(Entries from a visual dataset)
● ● ●

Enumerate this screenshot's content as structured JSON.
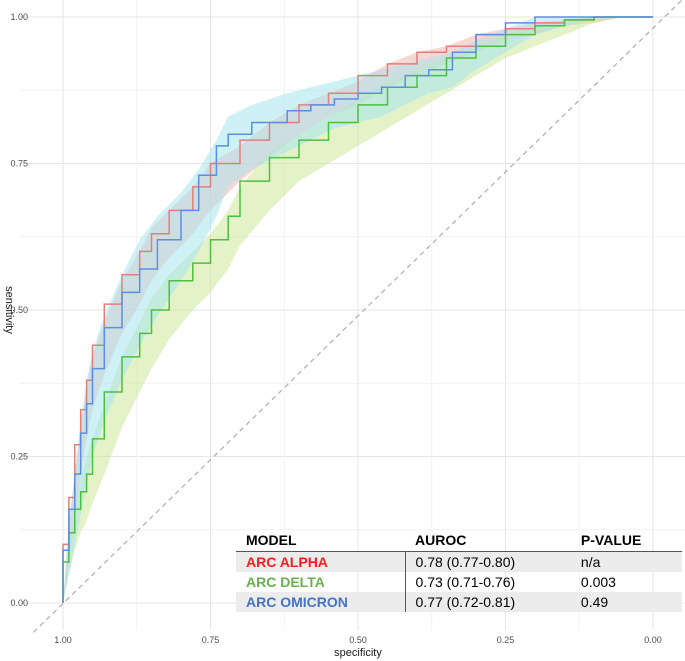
{
  "chart_data": {
    "type": "line",
    "xlabel": "specificity",
    "ylabel": "sensitivity",
    "x_reversed": true,
    "xlim": [
      1.0,
      0.0
    ],
    "ylim": [
      0.0,
      1.0
    ],
    "x_ticks": [
      "1.00",
      "0.75",
      "0.50",
      "0.25",
      "0.00"
    ],
    "y_ticks": [
      "0.00",
      "0.25",
      "0.50",
      "0.75",
      "1.00"
    ],
    "grid": true,
    "reference_line": "diagonal-dashed",
    "series": [
      {
        "name": "ARC ALPHA",
        "color": "#e0807a",
        "band_color": "#f8b4ae",
        "x": [
          1.0,
          0.99,
          0.98,
          0.97,
          0.96,
          0.95,
          0.93,
          0.9,
          0.87,
          0.85,
          0.82,
          0.78,
          0.75,
          0.7,
          0.65,
          0.6,
          0.55,
          0.5,
          0.45,
          0.4,
          0.35,
          0.3,
          0.25,
          0.2,
          0.15,
          0.1,
          0.05,
          0.0
        ],
        "y": [
          0.0,
          0.1,
          0.18,
          0.27,
          0.33,
          0.38,
          0.44,
          0.51,
          0.56,
          0.6,
          0.63,
          0.67,
          0.71,
          0.75,
          0.79,
          0.82,
          0.85,
          0.87,
          0.9,
          0.92,
          0.94,
          0.95,
          0.97,
          0.98,
          0.99,
          0.995,
          1.0,
          1.0
        ],
        "lower": [
          0.0,
          0.07,
          0.14,
          0.22,
          0.28,
          0.33,
          0.39,
          0.46,
          0.51,
          0.55,
          0.59,
          0.63,
          0.67,
          0.72,
          0.76,
          0.8,
          0.83,
          0.85,
          0.88,
          0.9,
          0.92,
          0.94,
          0.96,
          0.97,
          0.985,
          0.99,
          1.0,
          1.0
        ],
        "upper": [
          0.0,
          0.13,
          0.22,
          0.31,
          0.37,
          0.42,
          0.48,
          0.55,
          0.6,
          0.64,
          0.67,
          0.71,
          0.75,
          0.78,
          0.82,
          0.85,
          0.87,
          0.89,
          0.92,
          0.94,
          0.95,
          0.97,
          0.98,
          0.99,
          0.995,
          1.0,
          1.0,
          1.0
        ]
      },
      {
        "name": "ARC DELTA",
        "color": "#4fbf3f",
        "band_color": "#cde89a",
        "x": [
          1.0,
          0.99,
          0.98,
          0.97,
          0.96,
          0.95,
          0.93,
          0.9,
          0.87,
          0.85,
          0.82,
          0.78,
          0.75,
          0.72,
          0.7,
          0.65,
          0.6,
          0.55,
          0.5,
          0.45,
          0.4,
          0.35,
          0.3,
          0.25,
          0.2,
          0.15,
          0.1,
          0.05,
          0.0
        ],
        "y": [
          0.0,
          0.07,
          0.12,
          0.16,
          0.19,
          0.22,
          0.28,
          0.36,
          0.42,
          0.46,
          0.5,
          0.55,
          0.58,
          0.62,
          0.66,
          0.72,
          0.76,
          0.79,
          0.82,
          0.85,
          0.88,
          0.9,
          0.93,
          0.95,
          0.97,
          0.985,
          0.995,
          1.0,
          1.0
        ],
        "lower": [
          0.0,
          0.05,
          0.09,
          0.12,
          0.14,
          0.17,
          0.22,
          0.3,
          0.36,
          0.4,
          0.45,
          0.5,
          0.53,
          0.57,
          0.61,
          0.67,
          0.72,
          0.75,
          0.78,
          0.81,
          0.84,
          0.87,
          0.9,
          0.93,
          0.95,
          0.97,
          0.99,
          1.0,
          1.0
        ],
        "upper": [
          0.0,
          0.1,
          0.16,
          0.21,
          0.25,
          0.28,
          0.34,
          0.42,
          0.48,
          0.52,
          0.56,
          0.6,
          0.63,
          0.67,
          0.71,
          0.77,
          0.8,
          0.83,
          0.86,
          0.89,
          0.91,
          0.93,
          0.95,
          0.97,
          0.985,
          0.995,
          1.0,
          1.0,
          1.0
        ]
      },
      {
        "name": "ARC OMICRON",
        "color": "#5b8fe0",
        "band_color": "#a5e6ee",
        "x": [
          1.0,
          0.99,
          0.98,
          0.97,
          0.96,
          0.95,
          0.93,
          0.9,
          0.87,
          0.84,
          0.8,
          0.77,
          0.74,
          0.72,
          0.68,
          0.62,
          0.58,
          0.54,
          0.5,
          0.46,
          0.42,
          0.38,
          0.34,
          0.3,
          0.25,
          0.2,
          0.15,
          0.1,
          0.05,
          0.0
        ],
        "y": [
          0.0,
          0.09,
          0.16,
          0.22,
          0.29,
          0.34,
          0.4,
          0.47,
          0.53,
          0.57,
          0.62,
          0.67,
          0.73,
          0.78,
          0.8,
          0.82,
          0.84,
          0.85,
          0.86,
          0.87,
          0.88,
          0.9,
          0.91,
          0.94,
          0.97,
          0.99,
          1.0,
          1.0,
          1.0,
          1.0
        ],
        "lower": [
          0.0,
          0.05,
          0.1,
          0.15,
          0.2,
          0.25,
          0.31,
          0.38,
          0.44,
          0.49,
          0.55,
          0.6,
          0.66,
          0.71,
          0.74,
          0.77,
          0.79,
          0.81,
          0.82,
          0.83,
          0.85,
          0.87,
          0.88,
          0.91,
          0.94,
          0.97,
          0.985,
          0.995,
          1.0,
          1.0
        ],
        "upper": [
          0.0,
          0.14,
          0.22,
          0.3,
          0.38,
          0.43,
          0.49,
          0.56,
          0.62,
          0.66,
          0.7,
          0.74,
          0.79,
          0.83,
          0.85,
          0.87,
          0.88,
          0.89,
          0.9,
          0.91,
          0.92,
          0.93,
          0.94,
          0.96,
          0.98,
          1.0,
          1.0,
          1.0,
          1.0,
          1.0
        ]
      }
    ]
  },
  "table": {
    "headers": [
      "MODEL",
      "AUROC",
      "P-VALUE"
    ],
    "rows": [
      {
        "model": "ARC ALPHA",
        "color": "#ff1a1a",
        "auroc": "0.78 (0.77-0.80)",
        "pvalue": "n/a"
      },
      {
        "model": "ARC DELTA",
        "color": "#6ab04c",
        "auroc": "0.73 (0.71-0.76)",
        "pvalue": "0.003"
      },
      {
        "model": "ARC OMICRON",
        "color": "#4472c4",
        "auroc": "0.77 (0.72-0.81)",
        "pvalue": "0.49"
      }
    ]
  }
}
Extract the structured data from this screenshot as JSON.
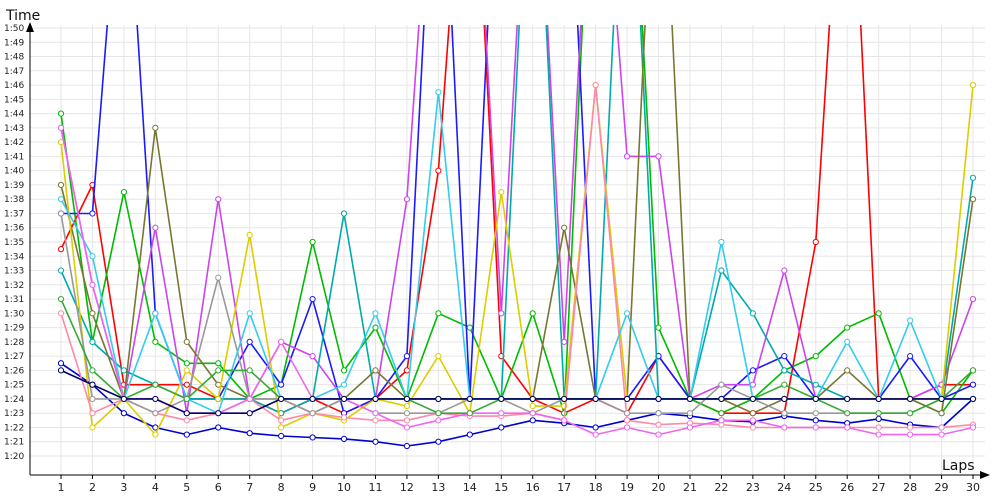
{
  "chart_data": {
    "type": "line",
    "title": "",
    "xlabel": "Laps",
    "ylabel": "Time",
    "x": [
      1,
      2,
      3,
      4,
      5,
      6,
      7,
      8,
      9,
      10,
      11,
      12,
      13,
      14,
      15,
      16,
      17,
      18,
      19,
      20,
      21,
      22,
      23,
      24,
      25,
      26,
      27,
      28,
      29,
      30
    ],
    "xlim": [
      0.5,
      30.5
    ],
    "ylim_seconds": [
      78,
      112
    ],
    "y_tick_labels": [
      "1:20",
      "1:21",
      "1:22",
      "1:23",
      "1:24",
      "1:25",
      "1:26",
      "1:27",
      "1:28",
      "1:29",
      "1:30",
      "1:31",
      "1:32",
      "1:33",
      "1:34",
      "1:35",
      "1:36",
      "1:37",
      "1:38",
      "1:39",
      "1:40",
      "1:41",
      "1:42",
      "1:43",
      "1:44",
      "1:45",
      "1:46",
      "1:47",
      "1:48",
      "1:49",
      "1:50"
    ],
    "y_ticks_seconds": [
      80,
      81,
      82,
      83,
      84,
      85,
      86,
      87,
      88,
      89,
      90,
      91,
      92,
      93,
      94,
      95,
      96,
      97,
      98,
      99,
      100,
      101,
      102,
      103,
      104,
      105,
      106,
      107,
      108,
      109,
      110
    ],
    "grid": true,
    "legend": "none",
    "series": [
      {
        "color": "#0000cc",
        "values": [
          86.5,
          85,
          83,
          82,
          81.5,
          82,
          81.6,
          81.4,
          81.3,
          81.2,
          81,
          80.7,
          81,
          81.5,
          82,
          82.5,
          82.3,
          82,
          82.5,
          83,
          82.8,
          82.5,
          82.4,
          82.8,
          82.5,
          82.3,
          82.6,
          82.2,
          82,
          84
        ]
      },
      {
        "color": "#ff0000",
        "values": [
          94.5,
          99,
          85,
          85,
          85,
          84,
          84,
          83,
          84,
          83,
          84,
          86,
          100,
          130,
          87,
          84,
          83,
          84,
          83,
          87,
          84,
          83,
          83,
          83,
          95,
          130,
          84,
          84,
          85,
          85
        ]
      },
      {
        "color": "#00bb00",
        "values": [
          104,
          88,
          98.5,
          88,
          86.5,
          86.5,
          84,
          85,
          95,
          86,
          89,
          84,
          90,
          89,
          84,
          90,
          83,
          130,
          130,
          89,
          84,
          83,
          84,
          86,
          87,
          89,
          90,
          84,
          83,
          86
        ]
      },
      {
        "color": "#1a1aff",
        "values": [
          97,
          97,
          125,
          90,
          84,
          84,
          88,
          85,
          91,
          83,
          84,
          87,
          130,
          84,
          130,
          130,
          130,
          84,
          84,
          87,
          84,
          84,
          86,
          87,
          84,
          84,
          84,
          87,
          84,
          85
        ]
      },
      {
        "color": "#cc44ee",
        "values": [
          103,
          92,
          84,
          96,
          83,
          98,
          84,
          88,
          87,
          84,
          84,
          98,
          130,
          130,
          90,
          130,
          88,
          130,
          101,
          101,
          84,
          85,
          85,
          93,
          84,
          84,
          84,
          84,
          85,
          91
        ]
      },
      {
        "color": "#00aaaa",
        "values": [
          93,
          88,
          86,
          85,
          84,
          84,
          84,
          83,
          84,
          97,
          84,
          84,
          84,
          84,
          84,
          130,
          84,
          84,
          130,
          84,
          84,
          93,
          90,
          86,
          85,
          84,
          84,
          84,
          84,
          99.5
        ]
      },
      {
        "color": "#777733",
        "values": [
          99,
          90,
          84,
          103,
          88,
          85,
          84,
          84,
          83,
          84,
          86,
          84,
          84,
          84,
          84,
          84,
          96,
          84,
          84,
          130,
          84,
          84,
          83,
          84,
          84,
          86,
          84,
          84,
          83,
          98
        ]
      },
      {
        "color": "#ddcc00",
        "values": [
          102,
          82,
          84,
          81.5,
          86,
          84,
          95.5,
          82,
          83,
          82.5,
          84,
          83.5,
          87,
          83,
          98.5,
          83.5,
          83.5,
          106,
          84,
          84,
          84,
          84,
          84,
          84,
          84,
          84,
          84,
          84,
          84,
          106
        ]
      },
      {
        "color": "#ff88aa",
        "values": [
          90,
          83,
          84,
          83,
          82.5,
          83,
          84,
          82.5,
          83,
          82.7,
          82.5,
          82.5,
          83,
          82.8,
          82.8,
          83,
          82.5,
          106,
          82.5,
          82.2,
          82.3,
          82.2,
          82,
          82,
          82,
          82,
          82,
          82,
          82,
          82.2
        ]
      },
      {
        "color": "#999999",
        "values": [
          97,
          84,
          84,
          83,
          84,
          92.5,
          84,
          84,
          83,
          84,
          83,
          83,
          83,
          84,
          84,
          83,
          84,
          84,
          83,
          83,
          83,
          85,
          84,
          83,
          83,
          83,
          83,
          83,
          84,
          84
        ]
      },
      {
        "color": "#33ccee",
        "values": [
          98,
          94,
          84,
          90,
          84,
          83,
          90,
          84,
          84,
          85,
          90,
          84,
          105.5,
          84,
          84,
          84,
          84,
          84,
          90,
          84,
          84,
          95,
          84,
          84,
          84,
          88,
          84,
          89.5,
          84,
          84
        ]
      },
      {
        "color": "#ee66ee",
        "values": [
          103,
          92,
          84,
          84,
          83,
          83,
          84,
          88,
          84,
          84,
          83,
          82,
          82.5,
          83,
          83,
          83,
          82.5,
          81.5,
          82,
          81.5,
          82,
          82.5,
          82.5,
          82,
          82,
          82,
          81.5,
          81.5,
          81.5,
          82
        ]
      },
      {
        "color": "#33aa33",
        "values": [
          91,
          86,
          84,
          85,
          84,
          86,
          86,
          84,
          84,
          84,
          84,
          84,
          83,
          83,
          84,
          84,
          84,
          84,
          84,
          84,
          84,
          84,
          84,
          85,
          84,
          83,
          83,
          83,
          84,
          86
        ]
      },
      {
        "color": "#000066",
        "values": [
          86,
          85,
          84,
          84,
          83,
          83,
          83,
          84,
          84,
          84,
          84,
          84,
          84,
          84,
          84,
          84,
          84,
          84,
          84,
          84,
          84,
          84,
          84,
          84,
          84,
          84,
          84,
          84,
          84,
          84
        ]
      }
    ]
  }
}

● ● ●

*Work to do*
Which lines above contain the word "structured"? Copy each of them.

*The completed task*
Enumerate this screenshot's content as structured JSON.
Extract the structured data from this screenshot as JSON.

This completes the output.